#### Data excerpts

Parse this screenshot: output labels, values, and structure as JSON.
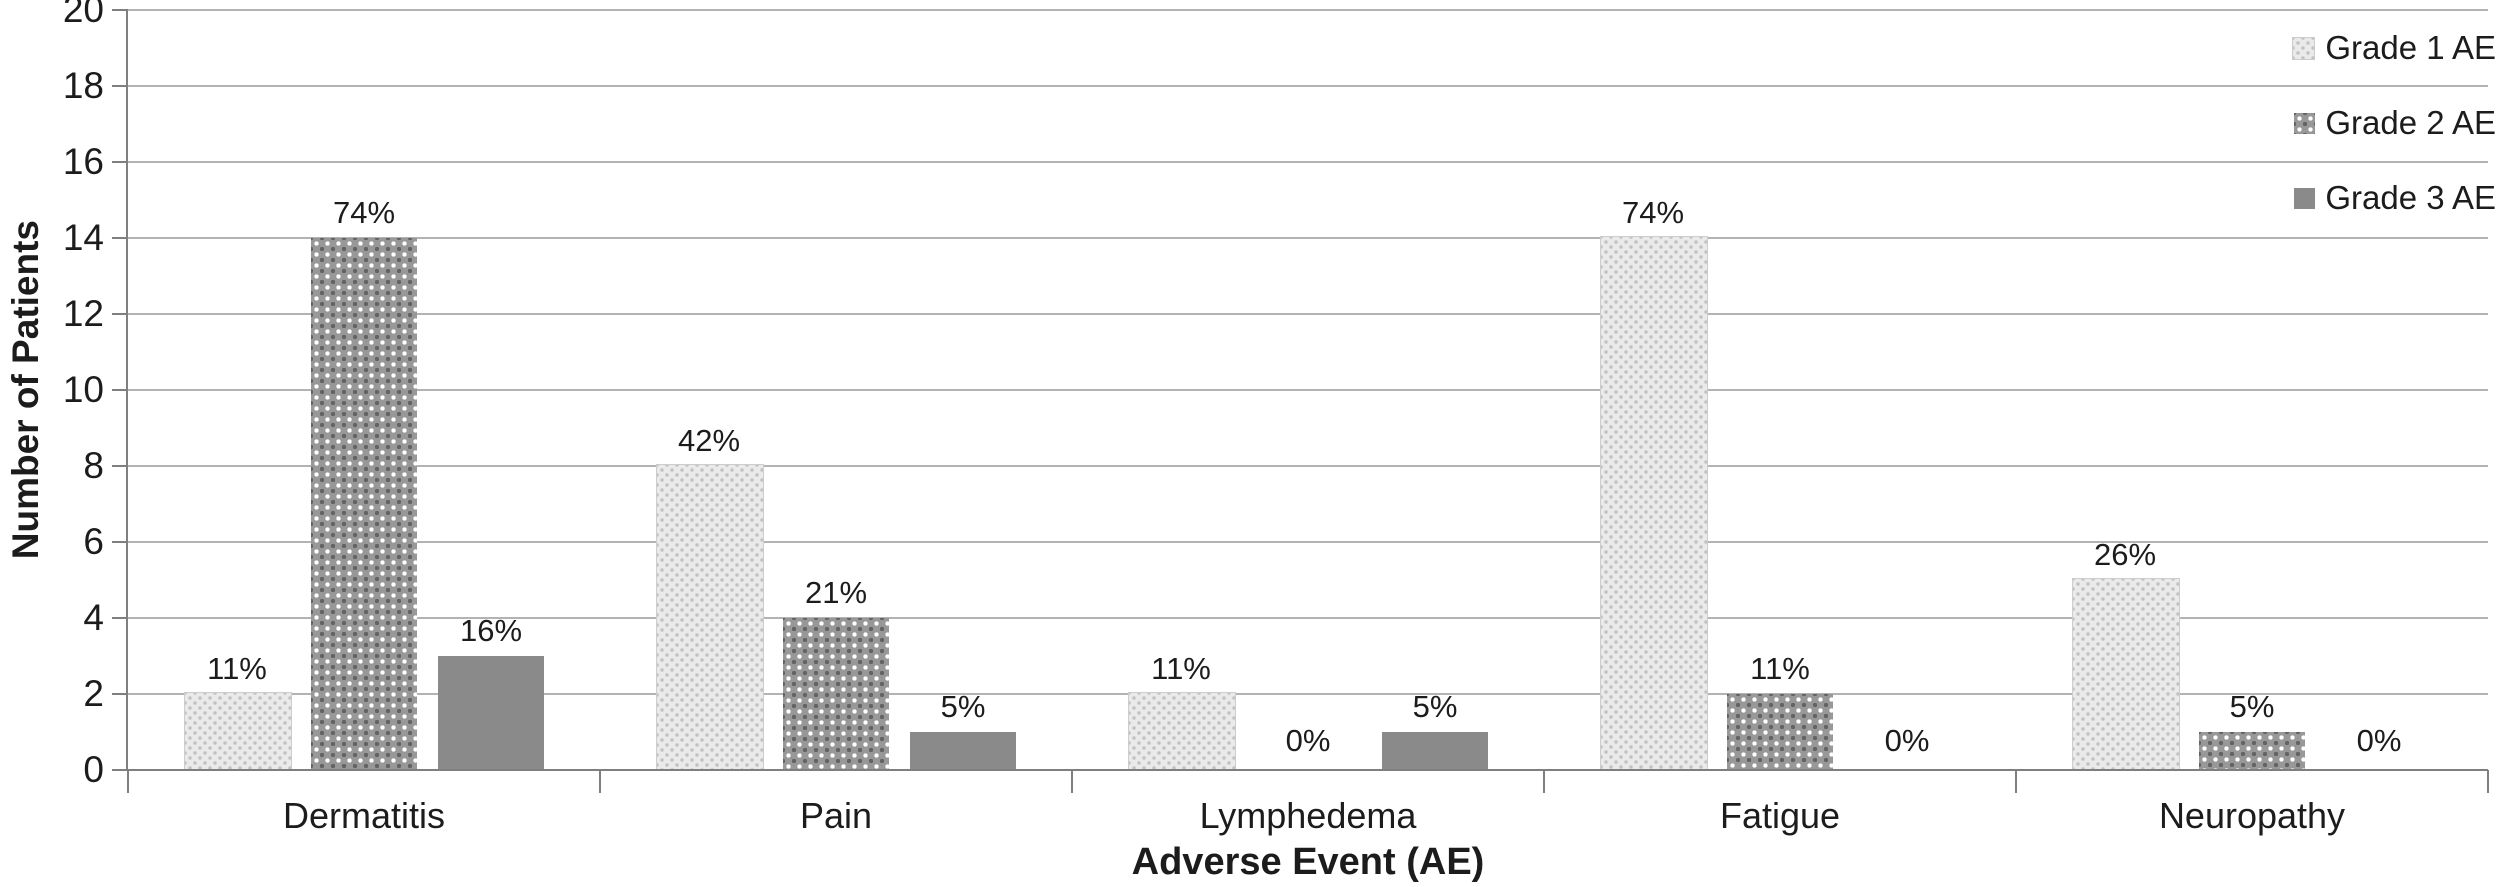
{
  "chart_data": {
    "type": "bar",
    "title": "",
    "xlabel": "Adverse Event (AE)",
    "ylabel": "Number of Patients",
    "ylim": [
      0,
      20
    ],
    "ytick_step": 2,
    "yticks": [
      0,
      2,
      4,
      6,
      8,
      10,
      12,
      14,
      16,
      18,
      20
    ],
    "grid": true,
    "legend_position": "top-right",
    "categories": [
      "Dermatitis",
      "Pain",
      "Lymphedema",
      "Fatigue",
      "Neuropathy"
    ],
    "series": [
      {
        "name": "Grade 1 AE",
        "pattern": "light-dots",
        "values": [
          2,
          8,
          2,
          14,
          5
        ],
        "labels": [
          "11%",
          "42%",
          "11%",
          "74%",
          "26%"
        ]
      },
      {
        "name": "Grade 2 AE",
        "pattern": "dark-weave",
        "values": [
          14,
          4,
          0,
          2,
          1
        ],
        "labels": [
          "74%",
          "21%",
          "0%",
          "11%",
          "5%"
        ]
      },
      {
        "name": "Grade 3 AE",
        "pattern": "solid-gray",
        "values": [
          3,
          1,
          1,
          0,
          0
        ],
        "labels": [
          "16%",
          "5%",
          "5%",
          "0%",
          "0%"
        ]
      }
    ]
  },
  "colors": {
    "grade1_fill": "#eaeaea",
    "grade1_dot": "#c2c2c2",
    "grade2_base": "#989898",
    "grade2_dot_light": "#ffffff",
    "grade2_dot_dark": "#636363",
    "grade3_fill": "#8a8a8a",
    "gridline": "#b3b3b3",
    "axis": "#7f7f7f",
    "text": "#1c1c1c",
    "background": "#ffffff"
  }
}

#### Task goal
The whole listing is to be written out exactly; the pictures stay out of the copy.

#### Answer section
Parse this screenshot: output labels, values, and structure as JSON.
{
  "chart_data": {
    "type": "bar",
    "title": "",
    "xlabel": "Adverse Event (AE)",
    "ylabel": "Number of Patients",
    "ylim": [
      0,
      20
    ],
    "ytick_step": 2,
    "yticks": [
      0,
      2,
      4,
      6,
      8,
      10,
      12,
      14,
      16,
      18,
      20
    ],
    "grid": true,
    "legend_position": "top-right",
    "categories": [
      "Dermatitis",
      "Pain",
      "Lymphedema",
      "Fatigue",
      "Neuropathy"
    ],
    "series": [
      {
        "name": "Grade 1 AE",
        "pattern": "light-dots",
        "values": [
          2,
          8,
          2,
          14,
          5
        ],
        "labels": [
          "11%",
          "42%",
          "11%",
          "74%",
          "26%"
        ]
      },
      {
        "name": "Grade 2 AE",
        "pattern": "dark-weave",
        "values": [
          14,
          4,
          0,
          2,
          1
        ],
        "labels": [
          "74%",
          "21%",
          "0%",
          "11%",
          "5%"
        ]
      },
      {
        "name": "Grade 3 AE",
        "pattern": "solid-gray",
        "values": [
          3,
          1,
          1,
          0,
          0
        ],
        "labels": [
          "16%",
          "5%",
          "5%",
          "0%",
          "0%"
        ]
      }
    ]
  },
  "colors": {
    "grade1_fill": "#eaeaea",
    "grade1_dot": "#c2c2c2",
    "grade2_base": "#989898",
    "grade2_dot_light": "#ffffff",
    "grade2_dot_dark": "#636363",
    "grade3_fill": "#8a8a8a",
    "gridline": "#b3b3b3",
    "axis": "#7f7f7f",
    "text": "#1c1c1c",
    "background": "#ffffff"
  }
}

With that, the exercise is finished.